● **Work to complete**:
In the material below, identify each line bearing the word "page". Reproduce those lines.

___ Data shown ___

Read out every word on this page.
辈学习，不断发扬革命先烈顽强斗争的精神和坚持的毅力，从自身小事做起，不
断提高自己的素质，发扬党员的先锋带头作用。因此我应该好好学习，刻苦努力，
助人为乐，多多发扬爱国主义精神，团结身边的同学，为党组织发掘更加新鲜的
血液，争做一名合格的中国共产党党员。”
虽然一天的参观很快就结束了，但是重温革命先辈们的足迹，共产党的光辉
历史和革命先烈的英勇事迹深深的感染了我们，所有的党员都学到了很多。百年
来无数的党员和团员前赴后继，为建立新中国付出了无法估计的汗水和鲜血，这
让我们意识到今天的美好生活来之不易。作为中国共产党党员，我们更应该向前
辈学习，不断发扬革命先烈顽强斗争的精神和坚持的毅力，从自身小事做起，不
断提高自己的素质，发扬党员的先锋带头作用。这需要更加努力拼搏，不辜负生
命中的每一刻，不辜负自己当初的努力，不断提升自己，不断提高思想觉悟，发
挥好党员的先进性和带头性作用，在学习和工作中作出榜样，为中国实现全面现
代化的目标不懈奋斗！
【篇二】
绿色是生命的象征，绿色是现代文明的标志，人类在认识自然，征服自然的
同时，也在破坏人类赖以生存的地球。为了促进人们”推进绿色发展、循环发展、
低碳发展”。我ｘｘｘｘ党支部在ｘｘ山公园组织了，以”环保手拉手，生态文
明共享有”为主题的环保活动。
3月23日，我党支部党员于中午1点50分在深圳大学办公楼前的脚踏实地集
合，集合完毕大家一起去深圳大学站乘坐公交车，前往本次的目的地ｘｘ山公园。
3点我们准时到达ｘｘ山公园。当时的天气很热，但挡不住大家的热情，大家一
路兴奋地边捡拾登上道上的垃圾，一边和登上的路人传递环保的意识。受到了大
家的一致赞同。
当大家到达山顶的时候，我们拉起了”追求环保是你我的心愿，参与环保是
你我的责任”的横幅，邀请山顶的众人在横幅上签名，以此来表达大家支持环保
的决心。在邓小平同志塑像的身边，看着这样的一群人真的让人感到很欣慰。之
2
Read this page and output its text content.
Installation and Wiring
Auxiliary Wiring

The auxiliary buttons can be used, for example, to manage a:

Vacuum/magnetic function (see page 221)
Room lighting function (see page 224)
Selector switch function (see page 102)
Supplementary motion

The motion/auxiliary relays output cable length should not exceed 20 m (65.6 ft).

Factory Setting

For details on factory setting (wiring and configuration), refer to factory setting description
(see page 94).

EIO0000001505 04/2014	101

___

● **Answer for the task**:
Read out every word on this page.
Read this page and output its text content.
Vacuum/magnetic function (see page 221)
Room lighting function (see page 224)
Selector switch function (see page 102)
(see page 94).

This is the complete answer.